* _Work to do_: Reproduce all lines of the listing below in which the word "Online" occurs.

----

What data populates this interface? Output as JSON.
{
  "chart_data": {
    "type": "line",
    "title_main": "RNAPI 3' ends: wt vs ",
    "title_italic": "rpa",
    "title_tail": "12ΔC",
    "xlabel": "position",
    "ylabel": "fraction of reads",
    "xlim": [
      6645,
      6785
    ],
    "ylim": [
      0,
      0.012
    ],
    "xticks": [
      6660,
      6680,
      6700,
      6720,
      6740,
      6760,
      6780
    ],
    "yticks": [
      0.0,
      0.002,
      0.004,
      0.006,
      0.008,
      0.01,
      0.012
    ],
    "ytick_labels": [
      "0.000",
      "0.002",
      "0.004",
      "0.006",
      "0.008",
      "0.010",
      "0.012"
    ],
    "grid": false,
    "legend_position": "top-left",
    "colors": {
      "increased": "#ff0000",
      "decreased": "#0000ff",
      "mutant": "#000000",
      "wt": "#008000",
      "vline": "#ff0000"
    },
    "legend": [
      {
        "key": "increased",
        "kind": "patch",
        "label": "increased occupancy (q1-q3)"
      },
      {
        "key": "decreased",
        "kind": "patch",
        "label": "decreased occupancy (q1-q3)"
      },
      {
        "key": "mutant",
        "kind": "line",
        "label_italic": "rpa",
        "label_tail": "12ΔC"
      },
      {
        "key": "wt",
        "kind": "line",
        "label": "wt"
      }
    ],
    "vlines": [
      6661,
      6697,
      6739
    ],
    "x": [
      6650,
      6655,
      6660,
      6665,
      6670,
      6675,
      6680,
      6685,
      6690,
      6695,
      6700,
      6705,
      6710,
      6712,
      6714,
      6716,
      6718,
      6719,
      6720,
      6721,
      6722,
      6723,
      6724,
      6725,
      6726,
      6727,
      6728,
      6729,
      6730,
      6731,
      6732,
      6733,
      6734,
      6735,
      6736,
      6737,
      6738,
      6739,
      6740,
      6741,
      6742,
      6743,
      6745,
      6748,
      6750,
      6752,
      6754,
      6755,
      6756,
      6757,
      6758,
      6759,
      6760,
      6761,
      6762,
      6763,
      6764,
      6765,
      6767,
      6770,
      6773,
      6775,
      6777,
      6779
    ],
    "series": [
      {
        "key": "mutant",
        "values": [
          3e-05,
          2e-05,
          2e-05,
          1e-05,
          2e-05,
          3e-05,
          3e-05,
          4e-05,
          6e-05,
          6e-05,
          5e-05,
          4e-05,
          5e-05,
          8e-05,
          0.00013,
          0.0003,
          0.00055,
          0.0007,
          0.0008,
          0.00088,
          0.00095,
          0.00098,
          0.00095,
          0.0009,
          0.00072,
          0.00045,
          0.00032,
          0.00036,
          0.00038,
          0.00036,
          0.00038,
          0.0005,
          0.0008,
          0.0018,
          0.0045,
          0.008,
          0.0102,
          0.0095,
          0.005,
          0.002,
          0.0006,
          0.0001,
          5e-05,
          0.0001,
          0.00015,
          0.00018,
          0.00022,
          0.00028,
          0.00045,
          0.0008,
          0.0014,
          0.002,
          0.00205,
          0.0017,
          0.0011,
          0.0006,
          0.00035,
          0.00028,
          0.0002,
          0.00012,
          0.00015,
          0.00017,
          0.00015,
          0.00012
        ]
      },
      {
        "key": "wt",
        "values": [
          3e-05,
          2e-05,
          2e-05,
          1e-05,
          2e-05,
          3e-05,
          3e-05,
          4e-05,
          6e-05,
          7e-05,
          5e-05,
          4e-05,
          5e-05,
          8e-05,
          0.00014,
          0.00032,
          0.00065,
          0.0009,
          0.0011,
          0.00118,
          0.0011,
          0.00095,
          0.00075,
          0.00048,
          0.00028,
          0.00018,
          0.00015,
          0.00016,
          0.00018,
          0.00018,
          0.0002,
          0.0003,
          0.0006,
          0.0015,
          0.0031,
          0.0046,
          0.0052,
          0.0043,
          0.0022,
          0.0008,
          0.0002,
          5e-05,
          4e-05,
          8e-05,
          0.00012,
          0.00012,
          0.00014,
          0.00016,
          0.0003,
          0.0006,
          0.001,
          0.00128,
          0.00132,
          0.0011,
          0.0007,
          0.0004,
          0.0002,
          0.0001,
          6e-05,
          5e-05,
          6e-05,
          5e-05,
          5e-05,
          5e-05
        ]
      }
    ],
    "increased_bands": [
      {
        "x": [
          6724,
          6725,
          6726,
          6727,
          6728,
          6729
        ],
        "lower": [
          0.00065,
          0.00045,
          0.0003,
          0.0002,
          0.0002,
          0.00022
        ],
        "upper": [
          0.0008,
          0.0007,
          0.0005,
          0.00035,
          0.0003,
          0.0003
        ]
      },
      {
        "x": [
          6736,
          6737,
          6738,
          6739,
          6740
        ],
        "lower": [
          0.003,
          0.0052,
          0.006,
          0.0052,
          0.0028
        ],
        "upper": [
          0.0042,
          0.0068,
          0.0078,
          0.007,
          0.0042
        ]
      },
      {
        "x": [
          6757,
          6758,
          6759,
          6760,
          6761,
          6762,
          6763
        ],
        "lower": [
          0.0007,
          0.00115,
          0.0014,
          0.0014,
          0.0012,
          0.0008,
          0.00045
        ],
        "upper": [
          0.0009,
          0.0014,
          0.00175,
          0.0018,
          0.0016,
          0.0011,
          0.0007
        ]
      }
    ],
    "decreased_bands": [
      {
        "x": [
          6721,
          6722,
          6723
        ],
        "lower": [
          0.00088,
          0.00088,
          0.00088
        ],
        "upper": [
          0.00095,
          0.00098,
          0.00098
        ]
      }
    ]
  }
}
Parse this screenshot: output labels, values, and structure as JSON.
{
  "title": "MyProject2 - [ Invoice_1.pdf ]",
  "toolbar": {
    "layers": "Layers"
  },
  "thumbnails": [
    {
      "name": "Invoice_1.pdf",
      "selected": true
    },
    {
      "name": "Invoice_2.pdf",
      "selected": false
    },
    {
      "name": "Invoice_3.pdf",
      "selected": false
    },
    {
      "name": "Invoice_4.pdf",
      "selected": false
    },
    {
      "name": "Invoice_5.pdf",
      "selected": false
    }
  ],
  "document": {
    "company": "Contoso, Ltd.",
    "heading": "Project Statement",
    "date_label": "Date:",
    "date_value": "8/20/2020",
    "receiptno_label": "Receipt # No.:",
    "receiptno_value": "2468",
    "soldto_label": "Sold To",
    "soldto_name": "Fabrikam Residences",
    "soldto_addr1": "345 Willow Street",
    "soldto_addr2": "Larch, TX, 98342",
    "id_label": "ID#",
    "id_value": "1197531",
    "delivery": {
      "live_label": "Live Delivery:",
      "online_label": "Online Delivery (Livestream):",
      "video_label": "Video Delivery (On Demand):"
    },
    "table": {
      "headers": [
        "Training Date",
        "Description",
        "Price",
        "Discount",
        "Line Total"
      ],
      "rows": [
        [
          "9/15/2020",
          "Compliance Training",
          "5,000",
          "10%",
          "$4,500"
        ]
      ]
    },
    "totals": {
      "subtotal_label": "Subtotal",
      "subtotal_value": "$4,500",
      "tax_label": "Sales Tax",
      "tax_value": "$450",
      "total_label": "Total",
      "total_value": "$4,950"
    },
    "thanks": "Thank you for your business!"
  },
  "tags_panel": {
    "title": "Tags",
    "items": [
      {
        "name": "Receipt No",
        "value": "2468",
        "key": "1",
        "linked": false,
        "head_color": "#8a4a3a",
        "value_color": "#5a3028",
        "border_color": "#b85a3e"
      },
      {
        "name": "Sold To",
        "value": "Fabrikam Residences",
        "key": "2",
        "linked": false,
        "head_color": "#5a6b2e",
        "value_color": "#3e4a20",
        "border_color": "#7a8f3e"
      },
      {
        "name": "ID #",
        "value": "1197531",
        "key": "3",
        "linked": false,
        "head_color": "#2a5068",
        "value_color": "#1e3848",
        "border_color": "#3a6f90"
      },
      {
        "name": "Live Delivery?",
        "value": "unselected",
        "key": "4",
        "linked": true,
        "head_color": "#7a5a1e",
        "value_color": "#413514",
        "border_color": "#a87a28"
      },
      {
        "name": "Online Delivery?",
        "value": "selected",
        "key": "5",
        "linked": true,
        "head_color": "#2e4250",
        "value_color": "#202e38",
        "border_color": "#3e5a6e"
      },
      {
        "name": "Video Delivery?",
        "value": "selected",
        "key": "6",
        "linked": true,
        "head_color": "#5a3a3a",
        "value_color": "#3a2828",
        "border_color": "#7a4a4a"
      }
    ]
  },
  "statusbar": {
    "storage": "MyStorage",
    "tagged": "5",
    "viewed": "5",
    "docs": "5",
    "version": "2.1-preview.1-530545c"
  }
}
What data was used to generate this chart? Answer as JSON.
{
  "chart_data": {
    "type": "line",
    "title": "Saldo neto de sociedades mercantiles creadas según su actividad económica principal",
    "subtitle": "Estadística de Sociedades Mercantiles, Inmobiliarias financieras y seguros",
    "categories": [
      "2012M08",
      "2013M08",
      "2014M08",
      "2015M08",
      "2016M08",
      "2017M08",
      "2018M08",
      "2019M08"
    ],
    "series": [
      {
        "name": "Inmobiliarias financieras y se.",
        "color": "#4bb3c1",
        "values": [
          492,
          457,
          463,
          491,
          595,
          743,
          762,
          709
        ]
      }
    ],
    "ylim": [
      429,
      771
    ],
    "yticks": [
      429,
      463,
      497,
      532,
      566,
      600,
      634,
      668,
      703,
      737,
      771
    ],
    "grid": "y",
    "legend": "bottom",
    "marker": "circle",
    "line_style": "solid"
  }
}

----

* _Solution to this problem_:
      "online_label": "Online Delivery (Livestream):",
        "name": "Online Delivery?",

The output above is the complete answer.